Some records
[BEGIN]
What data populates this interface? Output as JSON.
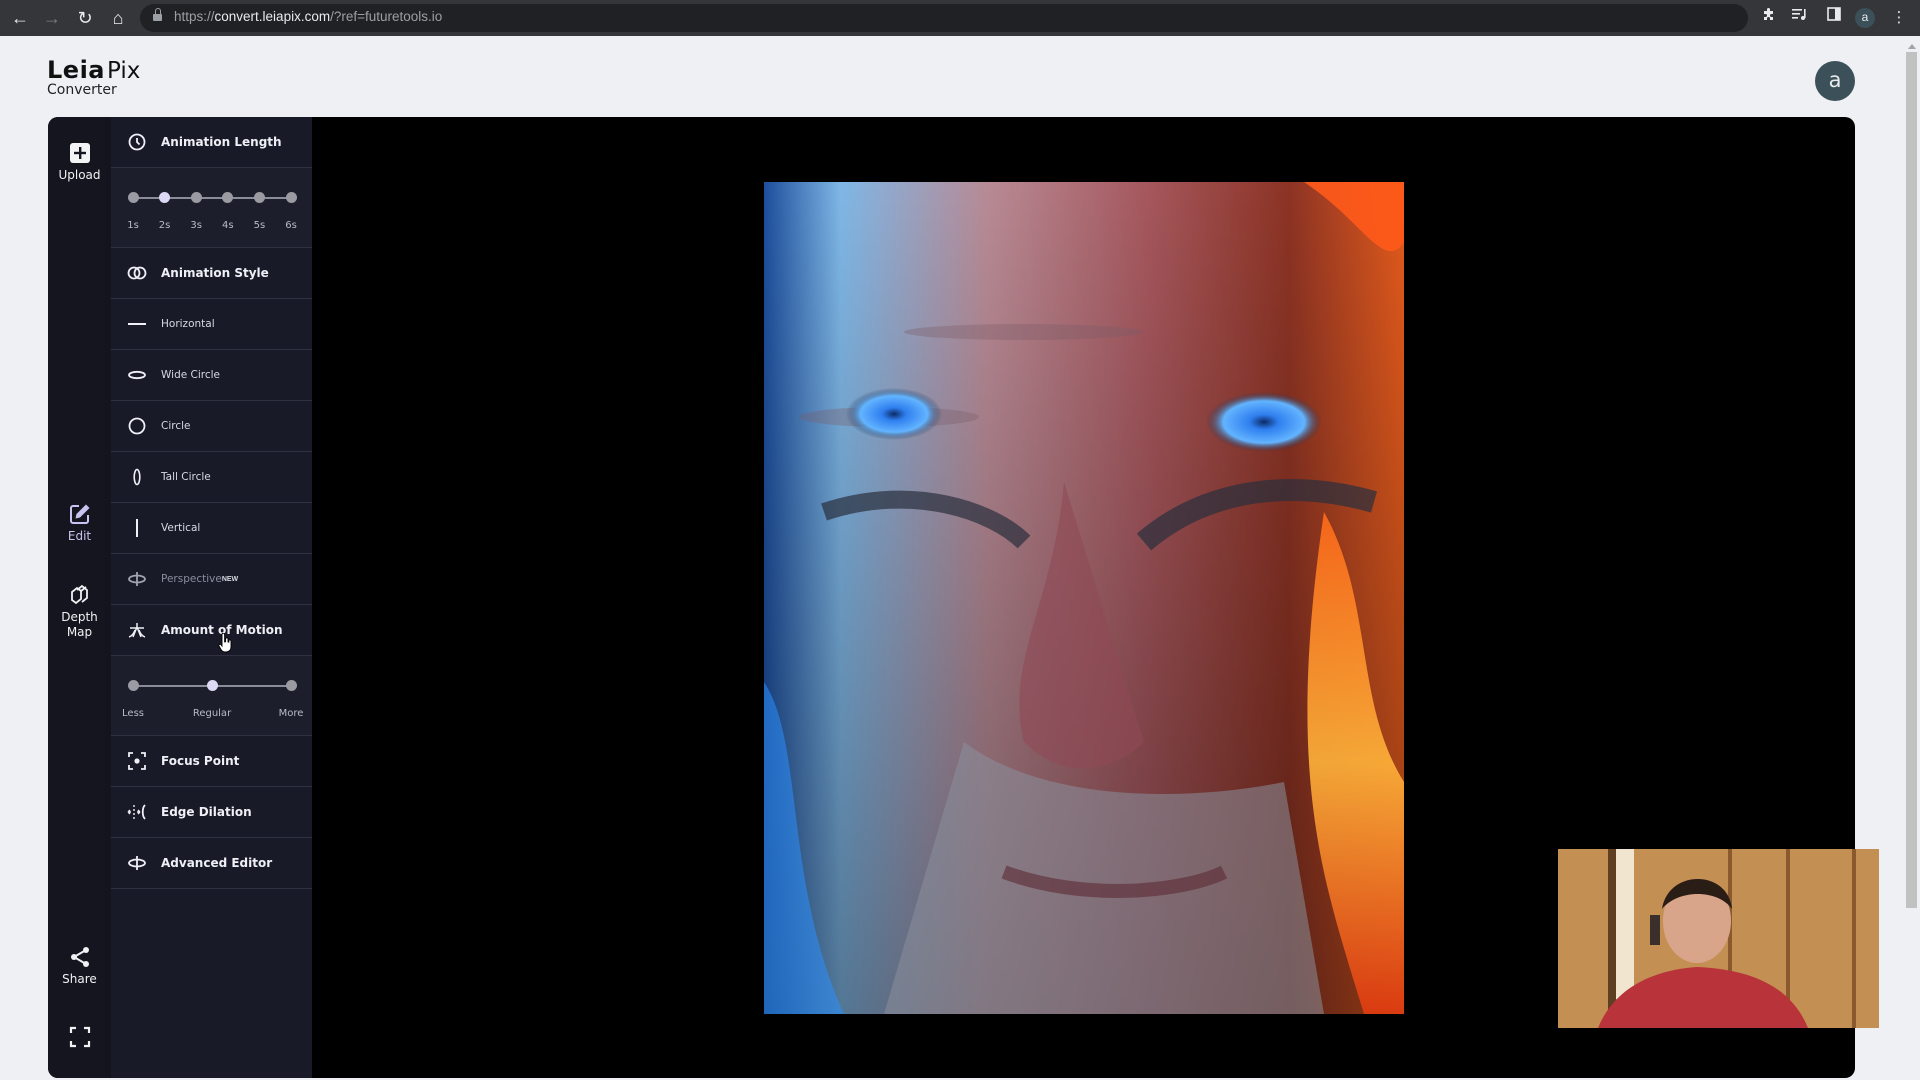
{
  "browser": {
    "url_scheme": "https://",
    "url_host": "convert.leiapix.com",
    "url_path": "/?ref=futuretools.io",
    "profile_initial": "a"
  },
  "header": {
    "logo_bold": "Leia",
    "logo_light": "Pix",
    "logo_sub": "Converter",
    "avatar_initial": "a"
  },
  "toolbar": {
    "upload": "Upload",
    "edit": "Edit",
    "depth_map_line1": "Depth",
    "depth_map_line2": "Map",
    "share": "Share"
  },
  "panel": {
    "animation_length": {
      "title": "Animation Length",
      "options": [
        "1s",
        "2s",
        "3s",
        "4s",
        "5s",
        "6s"
      ],
      "selected": "2s"
    },
    "animation_style": {
      "title": "Animation Style",
      "options": [
        {
          "label": "Horizontal",
          "icon": "horizontal-line-icon"
        },
        {
          "label": "Wide Circle",
          "icon": "wide-ellipse-icon"
        },
        {
          "label": "Circle",
          "icon": "circle-icon"
        },
        {
          "label": "Tall Circle",
          "icon": "tall-ellipse-icon"
        },
        {
          "label": "Vertical",
          "icon": "vertical-line-icon"
        },
        {
          "label": "Perspective",
          "icon": "perspective-icon",
          "badge": "NEW",
          "disabled": true
        }
      ]
    },
    "amount_of_motion": {
      "title": "Amount of Motion",
      "options": [
        "Less",
        "Regular",
        "More"
      ],
      "selected": "Regular"
    },
    "focus_point": "Focus Point",
    "edge_dilation": "Edge Dilation",
    "advanced_editor": "Advanced Editor"
  },
  "colors": {
    "toolbar_bg": "#15151f",
    "panel_bg": "#181a27",
    "accent_selected": "#dcd8f6",
    "avatar_bg": "#3b5058"
  }
}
[END]
GIVEN TASK
Without including the pictures, return each record above exactly as it stands.

EXERCISE ANSWER
What data populates this interface? Output as JSON.
{
  "browser": {
    "url_scheme": "https://",
    "url_host": "convert.leiapix.com",
    "url_path": "/?ref=futuretools.io",
    "profile_initial": "a"
  },
  "header": {
    "logo_bold": "Leia",
    "logo_light": "Pix",
    "logo_sub": "Converter",
    "avatar_initial": "a"
  },
  "toolbar": {
    "upload": "Upload",
    "edit": "Edit",
    "depth_map_line1": "Depth",
    "depth_map_line2": "Map",
    "share": "Share"
  },
  "panel": {
    "animation_length": {
      "title": "Animation Length",
      "options": [
        "1s",
        "2s",
        "3s",
        "4s",
        "5s",
        "6s"
      ],
      "selected": "2s"
    },
    "animation_style": {
      "title": "Animation Style",
      "options": [
        {
          "label": "Horizontal",
          "icon": "horizontal-line-icon"
        },
        {
          "label": "Wide Circle",
          "icon": "wide-ellipse-icon"
        },
        {
          "label": "Circle",
          "icon": "circle-icon"
        },
        {
          "label": "Tall Circle",
          "icon": "tall-ellipse-icon"
        },
        {
          "label": "Vertical",
          "icon": "vertical-line-icon"
        },
        {
          "label": "Perspective",
          "icon": "perspective-icon",
          "badge": "NEW",
          "disabled": true
        }
      ]
    },
    "amount_of_motion": {
      "title": "Amount of Motion",
      "options": [
        "Less",
        "Regular",
        "More"
      ],
      "selected": "Regular"
    },
    "focus_point": "Focus Point",
    "edge_dilation": "Edge Dilation",
    "advanced_editor": "Advanced Editor"
  },
  "colors": {
    "toolbar_bg": "#15151f",
    "panel_bg": "#181a27",
    "accent_selected": "#dcd8f6",
    "avatar_bg": "#3b5058"
  }
}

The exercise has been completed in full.